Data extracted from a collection
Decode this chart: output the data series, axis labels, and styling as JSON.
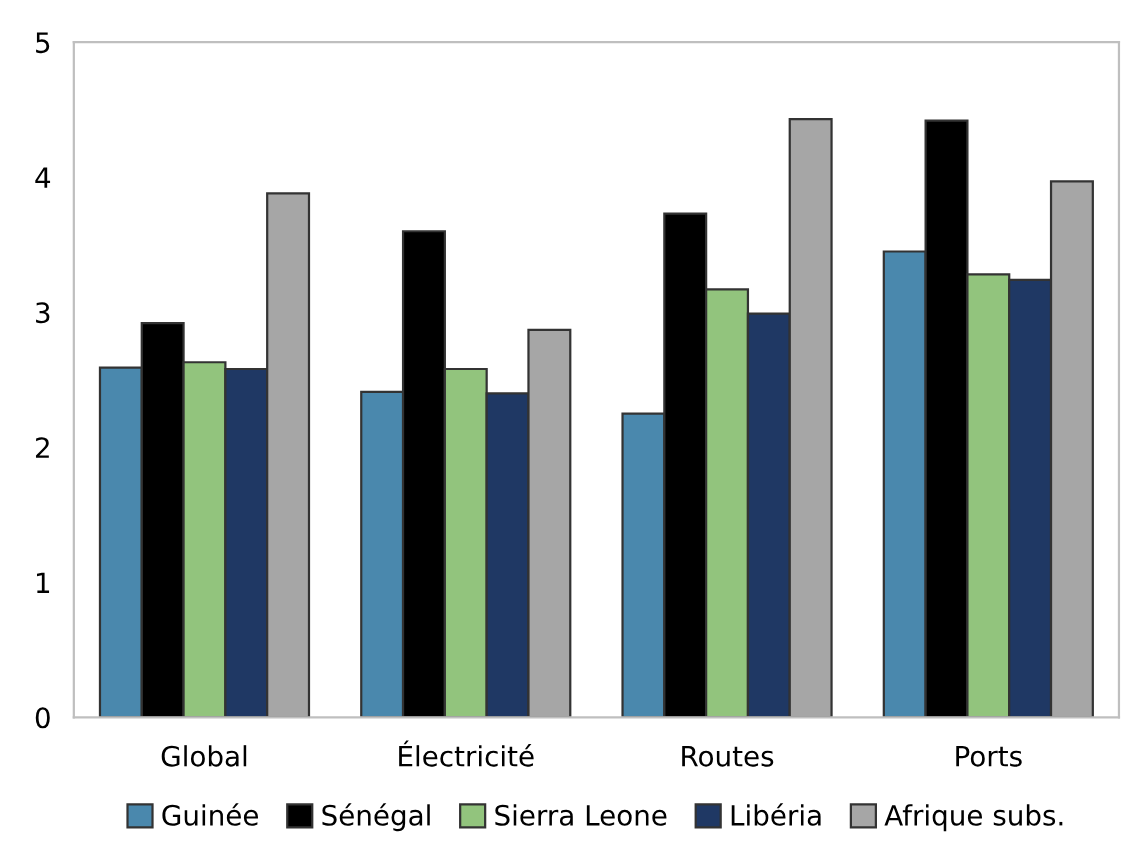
{
  "chart_data": {
    "type": "bar",
    "categories": [
      "Global",
      "Électricité",
      "Routes",
      "Ports"
    ],
    "series": [
      {
        "name": "Guinée",
        "color": "#4a88ad",
        "values": [
          2.59,
          2.41,
          2.25,
          3.45
        ]
      },
      {
        "name": "Sénégal",
        "color": "#000000",
        "values": [
          2.92,
          3.6,
          3.73,
          4.42
        ]
      },
      {
        "name": "Sierra Leone",
        "color": "#92c47d",
        "values": [
          2.63,
          2.58,
          3.17,
          3.28
        ]
      },
      {
        "name": "Libéria",
        "color": "#1f3864",
        "values": [
          2.58,
          2.4,
          2.99,
          3.24
        ]
      },
      {
        "name": "Afrique subs.",
        "color": "#a6a6a6",
        "values": [
          3.88,
          2.87,
          4.43,
          3.97
        ]
      }
    ],
    "ylim": [
      0,
      5
    ],
    "yticks": [
      0,
      1,
      2,
      3,
      4,
      5
    ],
    "grid": false,
    "legend": "bottom"
  }
}
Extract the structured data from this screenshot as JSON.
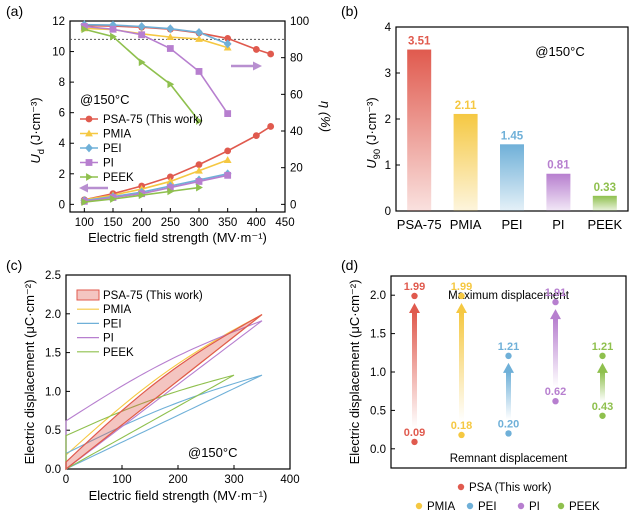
{
  "colors": {
    "psa": "#e05a4e",
    "pmia": "#f5c842",
    "pei": "#6fb0d8",
    "pi": "#b77fcf",
    "peek": "#8fc04e",
    "axis": "#000000"
  },
  "chart_data": [
    {
      "panel": "(a)",
      "type": "line",
      "xlabel": "Electric field strength (MV·m⁻¹)",
      "ylabel_left": "U_d (J·cm⁻³)",
      "ylabel_right": "η (%)",
      "xlim": [
        75,
        450
      ],
      "ylim_left": [
        -0.5,
        12
      ],
      "ylim_right": [
        -4.17,
        100
      ],
      "xticks": [
        "100",
        "150",
        "200",
        "250",
        "300",
        "350",
        "400",
        "450"
      ],
      "yticks_left": [
        "0",
        "2",
        "4",
        "6",
        "8",
        "10",
        "12"
      ],
      "yticks_right": [
        "0",
        "20",
        "40",
        "60",
        "80",
        "100"
      ],
      "annotation": "@150°C",
      "reference_line_eta": 90,
      "legend": [
        "PSA-75 (This work)",
        "PMIA",
        "PEI",
        "PI",
        "PEEK"
      ],
      "series": [
        {
          "name": "PSA-75 (This work)",
          "color": "psa",
          "marker": "circle",
          "Ud": {
            "x": [
              100,
              150,
              200,
              250,
              300,
              350,
              400,
              425
            ],
            "y": [
              0.3,
              0.7,
              1.2,
              1.8,
              2.6,
              3.5,
              4.5,
              5.1
            ]
          },
          "eta": {
            "x": [
              100,
              150,
              200,
              250,
              300,
              350,
              400,
              425
            ],
            "y": [
              97.5,
              97.2,
              96.6,
              95.5,
              93.5,
              90.5,
              84.5,
              82.0
            ]
          }
        },
        {
          "name": "PMIA",
          "color": "pmia",
          "marker": "triangle",
          "Ud": {
            "x": [
              100,
              150,
              200,
              250,
              300,
              350
            ],
            "y": [
              0.3,
              0.6,
              1.0,
              1.5,
              2.2,
              2.9
            ]
          },
          "eta": {
            "x": [
              100,
              150,
              200,
              250,
              300,
              350
            ],
            "y": [
              96.0,
              95.3,
              93.0,
              91.2,
              90.2,
              85.5
            ]
          }
        },
        {
          "name": "PEI",
          "color": "pei",
          "marker": "diamond",
          "Ud": {
            "x": [
              100,
              150,
              200,
              250,
              300,
              350
            ],
            "y": [
              0.25,
              0.5,
              0.8,
              1.2,
              1.6,
              2.0
            ]
          },
          "eta": {
            "x": [
              100,
              150,
              200,
              250,
              300,
              350
            ],
            "y": [
              98.0,
              97.8,
              97.0,
              95.8,
              93.8,
              87.5
            ]
          }
        },
        {
          "name": "PI",
          "color": "pi",
          "marker": "square",
          "Ud": {
            "x": [
              100,
              150,
              200,
              250,
              300,
              350
            ],
            "y": [
              0.2,
              0.45,
              0.7,
              1.1,
              1.5,
              1.9
            ]
          },
          "eta": {
            "x": [
              100,
              150,
              200,
              250,
              300,
              350
            ],
            "y": [
              97.0,
              95.5,
              92.5,
              85.0,
              72.5,
              49.5
            ]
          }
        },
        {
          "name": "PEEK",
          "color": "peek",
          "marker": "triangle-right",
          "Ud": {
            "x": [
              100,
              150,
              200,
              250,
              300
            ],
            "y": [
              0.15,
              0.35,
              0.6,
              0.85,
              1.1
            ]
          },
          "eta": {
            "x": [
              100,
              150,
              200,
              250,
              300
            ],
            "y": [
              95.5,
              91.5,
              77.5,
              65.5,
              45.5
            ]
          }
        }
      ]
    },
    {
      "panel": "(b)",
      "type": "bar",
      "ylabel": "U_90 (J·cm⁻³)",
      "ylim": [
        0,
        4
      ],
      "yticks": [
        "0",
        "1",
        "2",
        "3",
        "4"
      ],
      "annotation": "@150°C",
      "categories": [
        "PSA-75",
        "PMIA",
        "PEI",
        "PI",
        "PEEK"
      ],
      "values": [
        3.51,
        2.11,
        1.45,
        0.81,
        0.33
      ],
      "value_labels": [
        "3.51",
        "2.11",
        "1.45",
        "0.81",
        "0.33"
      ],
      "colors": [
        "psa",
        "pmia",
        "pei",
        "pi",
        "peek"
      ]
    },
    {
      "panel": "(c)",
      "type": "line",
      "xlabel": "Electric field strength (MV·m⁻¹)",
      "ylabel": "Electric displacement (μC·cm⁻²)",
      "xlim": [
        0,
        400
      ],
      "ylim": [
        0,
        2.5
      ],
      "xticks": [
        "0",
        "100",
        "200",
        "300",
        "400"
      ],
      "yticks": [
        "0.0",
        "0.5",
        "1.0",
        "1.5",
        "2.0",
        "2.5"
      ],
      "annotation": "@150°C",
      "legend": [
        "PSA-75 (This work)",
        "PMIA",
        "PEI",
        "PI",
        "PEEK"
      ],
      "loops": [
        {
          "name": "PSA-75 (This work)",
          "color": "psa",
          "Emax": 350,
          "Dmax": 1.99,
          "Dr": 0.09,
          "filled": true
        },
        {
          "name": "PMIA",
          "color": "pmia",
          "Emax": 350,
          "Dmax": 1.99,
          "Dr": 0.18
        },
        {
          "name": "PEI",
          "color": "pei",
          "Emax": 350,
          "Dmax": 1.21,
          "Dr": 0.2
        },
        {
          "name": "PI",
          "color": "pi",
          "Emax": 350,
          "Dmax": 1.91,
          "Dr": 0.62
        },
        {
          "name": "PEEK",
          "color": "peek",
          "Emax": 300,
          "Dmax": 1.21,
          "Dr": 0.43
        }
      ]
    },
    {
      "panel": "(d)",
      "type": "scatter",
      "ylabel": "Electric displacement (μC·cm⁻²)",
      "ylim": [
        -0.25,
        2.25
      ],
      "yticks": [
        "0.0",
        "0.5",
        "1.0",
        "1.5",
        "2.0"
      ],
      "top_label": "Maximum displacement",
      "bottom_label": "Remnant displacement",
      "legend": [
        "PSA (This work)",
        "PMIA",
        "PEI",
        "PI",
        "PEEK"
      ],
      "series": [
        {
          "name": "PSA (This work)",
          "color": "psa",
          "max": 1.99,
          "remnant": 0.09,
          "max_label": "1.99",
          "remnant_label": "0.09"
        },
        {
          "name": "PMIA",
          "color": "pmia",
          "max": 1.99,
          "remnant": 0.18,
          "max_label": "1.99",
          "remnant_label": "0.18"
        },
        {
          "name": "PEI",
          "color": "pei",
          "max": 1.21,
          "remnant": 0.2,
          "max_label": "1.21",
          "remnant_label": "0.20"
        },
        {
          "name": "PI",
          "color": "pi",
          "max": 1.91,
          "remnant": 0.62,
          "max_label": "1.91",
          "remnant_label": "0.62"
        },
        {
          "name": "PEEK",
          "color": "peek",
          "max": 1.21,
          "remnant": 0.43,
          "max_label": "1.21",
          "remnant_label": "0.43"
        }
      ]
    }
  ]
}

**The problem:**
Filter the records above for "marker" and copy every matching line.

**Final result:**
          "marker": "circle",
          "marker": "triangle",
          "marker": "diamond",
          "marker": "square",
          "marker": "triangle-right",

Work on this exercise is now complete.